• [Written problem]
Extract all lines that hold "glyph" from the records below.

• [Dataset content]
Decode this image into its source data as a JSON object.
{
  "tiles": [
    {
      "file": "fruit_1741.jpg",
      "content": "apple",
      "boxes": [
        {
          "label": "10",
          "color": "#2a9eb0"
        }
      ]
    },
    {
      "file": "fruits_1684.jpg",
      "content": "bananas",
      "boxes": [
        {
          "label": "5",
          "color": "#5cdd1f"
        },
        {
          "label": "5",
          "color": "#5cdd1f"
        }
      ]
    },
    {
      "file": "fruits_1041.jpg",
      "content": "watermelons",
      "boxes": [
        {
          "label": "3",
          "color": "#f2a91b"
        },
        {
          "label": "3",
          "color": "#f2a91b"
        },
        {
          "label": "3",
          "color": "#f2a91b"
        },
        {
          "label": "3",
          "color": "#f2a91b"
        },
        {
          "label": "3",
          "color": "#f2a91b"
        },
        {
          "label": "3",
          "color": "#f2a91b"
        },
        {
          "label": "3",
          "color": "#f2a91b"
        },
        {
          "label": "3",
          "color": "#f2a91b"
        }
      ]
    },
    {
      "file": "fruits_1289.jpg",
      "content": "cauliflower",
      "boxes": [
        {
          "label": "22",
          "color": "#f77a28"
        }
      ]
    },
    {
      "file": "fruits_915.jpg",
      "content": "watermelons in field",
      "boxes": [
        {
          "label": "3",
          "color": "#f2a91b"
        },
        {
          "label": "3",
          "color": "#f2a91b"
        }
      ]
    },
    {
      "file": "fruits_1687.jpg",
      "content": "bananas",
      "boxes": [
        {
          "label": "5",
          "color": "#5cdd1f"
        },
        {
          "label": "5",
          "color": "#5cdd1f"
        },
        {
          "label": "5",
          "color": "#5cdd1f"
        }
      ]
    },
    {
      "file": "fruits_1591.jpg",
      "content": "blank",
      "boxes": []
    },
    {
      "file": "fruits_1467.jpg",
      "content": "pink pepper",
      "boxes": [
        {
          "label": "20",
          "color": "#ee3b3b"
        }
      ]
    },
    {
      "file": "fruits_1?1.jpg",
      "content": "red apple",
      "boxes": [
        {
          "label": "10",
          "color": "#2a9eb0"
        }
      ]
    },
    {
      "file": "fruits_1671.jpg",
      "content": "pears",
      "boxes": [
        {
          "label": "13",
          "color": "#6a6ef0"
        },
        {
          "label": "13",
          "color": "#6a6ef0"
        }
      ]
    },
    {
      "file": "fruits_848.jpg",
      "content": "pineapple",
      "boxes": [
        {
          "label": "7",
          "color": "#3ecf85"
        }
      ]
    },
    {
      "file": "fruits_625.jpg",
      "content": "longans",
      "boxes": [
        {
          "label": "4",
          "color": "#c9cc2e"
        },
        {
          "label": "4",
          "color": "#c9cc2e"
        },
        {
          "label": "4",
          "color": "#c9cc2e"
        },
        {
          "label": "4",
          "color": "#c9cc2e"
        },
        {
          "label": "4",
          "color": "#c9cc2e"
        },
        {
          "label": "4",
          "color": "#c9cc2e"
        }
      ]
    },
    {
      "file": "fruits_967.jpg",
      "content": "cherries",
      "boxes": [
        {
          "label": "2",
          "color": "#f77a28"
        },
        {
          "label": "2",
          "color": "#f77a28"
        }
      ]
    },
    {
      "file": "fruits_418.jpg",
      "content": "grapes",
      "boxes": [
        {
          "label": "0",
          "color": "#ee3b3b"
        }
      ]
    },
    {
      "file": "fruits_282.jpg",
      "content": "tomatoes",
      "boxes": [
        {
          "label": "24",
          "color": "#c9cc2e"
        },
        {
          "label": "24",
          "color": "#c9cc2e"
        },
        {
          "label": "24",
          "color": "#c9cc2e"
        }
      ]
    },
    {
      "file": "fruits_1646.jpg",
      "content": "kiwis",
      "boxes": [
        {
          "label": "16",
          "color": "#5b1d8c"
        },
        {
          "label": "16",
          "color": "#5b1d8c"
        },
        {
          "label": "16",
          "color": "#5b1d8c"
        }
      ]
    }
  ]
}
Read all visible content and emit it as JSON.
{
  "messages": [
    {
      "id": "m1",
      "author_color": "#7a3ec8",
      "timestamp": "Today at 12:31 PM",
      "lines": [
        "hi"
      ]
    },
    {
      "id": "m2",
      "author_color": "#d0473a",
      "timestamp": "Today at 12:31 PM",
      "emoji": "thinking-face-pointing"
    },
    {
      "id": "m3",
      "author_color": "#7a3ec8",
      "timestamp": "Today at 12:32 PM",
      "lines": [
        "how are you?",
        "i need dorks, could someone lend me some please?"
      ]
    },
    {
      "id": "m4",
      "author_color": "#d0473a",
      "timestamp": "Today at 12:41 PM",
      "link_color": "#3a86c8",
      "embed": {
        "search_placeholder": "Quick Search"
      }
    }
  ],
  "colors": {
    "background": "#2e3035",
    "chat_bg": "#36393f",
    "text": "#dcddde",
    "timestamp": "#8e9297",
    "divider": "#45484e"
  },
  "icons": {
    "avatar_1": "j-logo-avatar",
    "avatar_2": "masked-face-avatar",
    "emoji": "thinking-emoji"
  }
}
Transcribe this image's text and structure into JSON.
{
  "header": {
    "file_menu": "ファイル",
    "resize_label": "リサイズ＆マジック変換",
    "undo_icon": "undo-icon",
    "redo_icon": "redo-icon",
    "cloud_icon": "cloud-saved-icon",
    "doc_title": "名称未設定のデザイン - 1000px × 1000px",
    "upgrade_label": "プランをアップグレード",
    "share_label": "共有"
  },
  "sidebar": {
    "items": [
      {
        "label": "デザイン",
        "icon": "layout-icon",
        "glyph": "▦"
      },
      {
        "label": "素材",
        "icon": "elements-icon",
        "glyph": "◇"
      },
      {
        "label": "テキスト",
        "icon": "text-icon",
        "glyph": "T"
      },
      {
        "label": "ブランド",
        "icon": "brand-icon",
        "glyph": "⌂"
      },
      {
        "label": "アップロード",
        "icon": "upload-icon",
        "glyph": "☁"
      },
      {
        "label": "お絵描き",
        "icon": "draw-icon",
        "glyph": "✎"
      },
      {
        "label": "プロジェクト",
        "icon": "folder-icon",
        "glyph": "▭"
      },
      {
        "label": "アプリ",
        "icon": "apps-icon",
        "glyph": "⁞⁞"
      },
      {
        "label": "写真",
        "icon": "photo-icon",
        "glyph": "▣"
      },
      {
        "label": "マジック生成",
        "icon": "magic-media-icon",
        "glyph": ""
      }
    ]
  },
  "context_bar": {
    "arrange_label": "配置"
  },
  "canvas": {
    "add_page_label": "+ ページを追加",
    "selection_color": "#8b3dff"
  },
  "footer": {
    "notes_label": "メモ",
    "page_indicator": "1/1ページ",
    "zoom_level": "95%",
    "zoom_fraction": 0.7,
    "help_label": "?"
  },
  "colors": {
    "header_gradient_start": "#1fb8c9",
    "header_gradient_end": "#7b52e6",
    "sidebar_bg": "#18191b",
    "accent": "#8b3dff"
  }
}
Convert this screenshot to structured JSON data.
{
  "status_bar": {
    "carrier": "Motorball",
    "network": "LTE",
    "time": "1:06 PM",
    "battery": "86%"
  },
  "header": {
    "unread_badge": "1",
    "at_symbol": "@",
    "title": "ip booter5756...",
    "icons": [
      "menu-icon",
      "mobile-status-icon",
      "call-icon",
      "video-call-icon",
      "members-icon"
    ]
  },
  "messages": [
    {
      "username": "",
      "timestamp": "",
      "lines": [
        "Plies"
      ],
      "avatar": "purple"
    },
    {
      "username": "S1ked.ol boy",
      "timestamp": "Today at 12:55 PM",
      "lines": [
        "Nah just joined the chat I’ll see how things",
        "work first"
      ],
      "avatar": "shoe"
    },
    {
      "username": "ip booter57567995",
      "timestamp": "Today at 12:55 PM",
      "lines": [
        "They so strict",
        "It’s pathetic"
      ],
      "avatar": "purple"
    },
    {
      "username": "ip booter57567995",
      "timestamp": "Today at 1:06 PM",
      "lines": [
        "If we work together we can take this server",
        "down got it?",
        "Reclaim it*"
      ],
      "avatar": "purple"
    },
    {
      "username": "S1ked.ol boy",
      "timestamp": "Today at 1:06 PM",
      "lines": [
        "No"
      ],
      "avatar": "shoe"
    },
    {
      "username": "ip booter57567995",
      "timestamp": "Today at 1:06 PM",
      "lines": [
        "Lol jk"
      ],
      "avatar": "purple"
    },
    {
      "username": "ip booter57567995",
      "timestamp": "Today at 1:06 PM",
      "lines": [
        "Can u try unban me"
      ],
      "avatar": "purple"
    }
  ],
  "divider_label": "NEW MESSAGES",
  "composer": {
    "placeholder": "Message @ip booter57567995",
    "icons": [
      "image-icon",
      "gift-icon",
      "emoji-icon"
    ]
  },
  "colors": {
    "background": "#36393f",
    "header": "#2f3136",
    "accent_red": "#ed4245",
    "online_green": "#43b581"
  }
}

• [Solution below]
        "glyph": "▦"
        "glyph": "◇"
        "glyph": "T"
        "glyph": "⌂"
        "glyph": "☁"
        "glyph": "✎"
        "glyph": "▭"
        "glyph": "⁞⁞"
        "glyph": "▣"
        "glyph": ""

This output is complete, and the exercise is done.